start

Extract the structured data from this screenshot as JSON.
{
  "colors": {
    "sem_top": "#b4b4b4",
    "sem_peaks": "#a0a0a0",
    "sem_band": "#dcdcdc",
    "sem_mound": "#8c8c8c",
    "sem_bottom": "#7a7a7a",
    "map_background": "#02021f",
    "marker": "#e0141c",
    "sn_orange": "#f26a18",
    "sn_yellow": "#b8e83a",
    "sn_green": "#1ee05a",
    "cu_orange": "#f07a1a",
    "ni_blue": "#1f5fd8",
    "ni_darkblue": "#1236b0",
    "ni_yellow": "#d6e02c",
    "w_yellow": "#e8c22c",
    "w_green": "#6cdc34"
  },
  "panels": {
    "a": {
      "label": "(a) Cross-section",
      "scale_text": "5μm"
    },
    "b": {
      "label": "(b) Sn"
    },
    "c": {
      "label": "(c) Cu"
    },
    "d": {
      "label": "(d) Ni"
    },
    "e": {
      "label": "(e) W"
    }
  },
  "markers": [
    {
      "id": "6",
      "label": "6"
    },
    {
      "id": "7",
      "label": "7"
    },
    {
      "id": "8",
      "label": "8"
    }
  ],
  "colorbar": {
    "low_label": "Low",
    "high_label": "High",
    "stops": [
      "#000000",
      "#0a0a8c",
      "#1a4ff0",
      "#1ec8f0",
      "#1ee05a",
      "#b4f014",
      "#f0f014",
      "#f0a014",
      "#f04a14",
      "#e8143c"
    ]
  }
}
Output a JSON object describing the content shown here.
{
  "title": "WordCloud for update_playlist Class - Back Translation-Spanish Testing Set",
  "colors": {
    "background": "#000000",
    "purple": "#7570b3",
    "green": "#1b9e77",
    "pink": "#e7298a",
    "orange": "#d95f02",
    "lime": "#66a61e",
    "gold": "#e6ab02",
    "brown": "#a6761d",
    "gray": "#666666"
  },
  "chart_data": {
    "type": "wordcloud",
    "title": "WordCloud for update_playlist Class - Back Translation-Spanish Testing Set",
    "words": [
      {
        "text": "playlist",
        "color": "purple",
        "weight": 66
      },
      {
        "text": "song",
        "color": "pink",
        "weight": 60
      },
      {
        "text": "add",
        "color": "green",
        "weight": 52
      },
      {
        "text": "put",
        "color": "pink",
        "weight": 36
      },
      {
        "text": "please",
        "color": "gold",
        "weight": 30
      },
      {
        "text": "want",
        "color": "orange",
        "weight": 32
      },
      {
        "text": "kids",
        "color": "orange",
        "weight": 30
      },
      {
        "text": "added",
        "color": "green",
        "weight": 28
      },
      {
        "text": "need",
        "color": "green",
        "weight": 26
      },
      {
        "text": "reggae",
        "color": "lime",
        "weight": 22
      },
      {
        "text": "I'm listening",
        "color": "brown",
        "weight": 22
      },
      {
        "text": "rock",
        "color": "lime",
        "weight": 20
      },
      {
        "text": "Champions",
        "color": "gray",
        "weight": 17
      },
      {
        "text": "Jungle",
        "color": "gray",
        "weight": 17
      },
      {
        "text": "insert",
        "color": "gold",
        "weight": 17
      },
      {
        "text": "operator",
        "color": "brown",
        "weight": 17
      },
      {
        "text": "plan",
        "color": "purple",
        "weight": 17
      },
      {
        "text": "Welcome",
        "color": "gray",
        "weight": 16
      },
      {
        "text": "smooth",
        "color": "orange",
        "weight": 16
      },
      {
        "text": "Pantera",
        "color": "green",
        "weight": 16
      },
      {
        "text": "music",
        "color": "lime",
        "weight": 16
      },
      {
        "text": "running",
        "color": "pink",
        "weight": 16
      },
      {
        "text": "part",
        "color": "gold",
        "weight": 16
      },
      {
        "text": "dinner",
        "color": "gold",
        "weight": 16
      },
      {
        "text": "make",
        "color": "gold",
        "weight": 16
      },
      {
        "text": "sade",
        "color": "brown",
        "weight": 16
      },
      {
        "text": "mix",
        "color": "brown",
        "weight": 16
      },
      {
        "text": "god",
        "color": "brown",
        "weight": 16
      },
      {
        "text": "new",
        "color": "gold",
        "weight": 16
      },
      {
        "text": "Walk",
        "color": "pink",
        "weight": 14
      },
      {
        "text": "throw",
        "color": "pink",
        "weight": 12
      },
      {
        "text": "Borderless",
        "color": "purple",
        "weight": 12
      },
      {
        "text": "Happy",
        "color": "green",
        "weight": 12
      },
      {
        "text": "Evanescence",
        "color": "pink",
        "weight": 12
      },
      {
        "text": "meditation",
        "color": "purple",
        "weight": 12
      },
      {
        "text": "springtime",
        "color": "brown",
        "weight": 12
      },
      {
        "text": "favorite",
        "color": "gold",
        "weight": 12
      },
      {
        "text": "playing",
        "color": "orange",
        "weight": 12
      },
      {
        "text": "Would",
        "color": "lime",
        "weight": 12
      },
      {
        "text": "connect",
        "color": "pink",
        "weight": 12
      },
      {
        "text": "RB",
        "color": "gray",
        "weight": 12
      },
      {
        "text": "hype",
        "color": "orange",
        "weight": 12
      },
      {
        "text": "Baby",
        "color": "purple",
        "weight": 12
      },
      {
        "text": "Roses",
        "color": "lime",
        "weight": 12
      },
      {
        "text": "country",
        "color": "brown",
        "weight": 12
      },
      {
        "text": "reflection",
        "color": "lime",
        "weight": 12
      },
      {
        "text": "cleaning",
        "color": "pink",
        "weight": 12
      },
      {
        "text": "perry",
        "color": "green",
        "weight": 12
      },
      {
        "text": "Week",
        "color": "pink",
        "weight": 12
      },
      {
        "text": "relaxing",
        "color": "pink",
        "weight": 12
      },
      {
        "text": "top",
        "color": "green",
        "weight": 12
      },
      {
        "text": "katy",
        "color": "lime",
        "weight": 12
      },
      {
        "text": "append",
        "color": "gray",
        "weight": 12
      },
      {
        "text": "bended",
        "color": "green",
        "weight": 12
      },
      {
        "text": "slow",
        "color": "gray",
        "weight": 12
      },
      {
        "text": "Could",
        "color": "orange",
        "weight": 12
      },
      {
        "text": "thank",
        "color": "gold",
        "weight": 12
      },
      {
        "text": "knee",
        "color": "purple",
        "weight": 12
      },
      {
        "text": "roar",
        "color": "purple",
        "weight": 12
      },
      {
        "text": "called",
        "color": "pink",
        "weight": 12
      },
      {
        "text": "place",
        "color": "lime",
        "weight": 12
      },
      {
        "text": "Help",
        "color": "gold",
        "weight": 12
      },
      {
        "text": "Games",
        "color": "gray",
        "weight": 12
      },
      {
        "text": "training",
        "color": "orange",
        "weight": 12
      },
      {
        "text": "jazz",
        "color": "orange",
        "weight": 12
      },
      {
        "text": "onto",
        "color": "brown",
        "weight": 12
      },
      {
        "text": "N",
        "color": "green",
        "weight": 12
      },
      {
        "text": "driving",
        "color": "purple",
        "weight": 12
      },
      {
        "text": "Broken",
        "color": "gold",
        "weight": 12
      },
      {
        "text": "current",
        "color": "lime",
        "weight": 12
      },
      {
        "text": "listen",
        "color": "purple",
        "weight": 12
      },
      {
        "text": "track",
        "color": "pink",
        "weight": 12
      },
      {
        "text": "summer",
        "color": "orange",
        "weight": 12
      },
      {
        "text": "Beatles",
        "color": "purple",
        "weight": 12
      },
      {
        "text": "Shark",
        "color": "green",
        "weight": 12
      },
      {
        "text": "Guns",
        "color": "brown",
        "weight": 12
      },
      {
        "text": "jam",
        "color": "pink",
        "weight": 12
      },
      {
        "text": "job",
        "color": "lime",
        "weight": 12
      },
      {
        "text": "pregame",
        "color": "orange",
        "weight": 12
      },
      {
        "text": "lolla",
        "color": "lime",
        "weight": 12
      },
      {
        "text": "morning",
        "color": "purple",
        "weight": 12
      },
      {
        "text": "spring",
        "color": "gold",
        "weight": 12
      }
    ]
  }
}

end

How many lines of the records contain the string "title"? Respond with the number alone.

2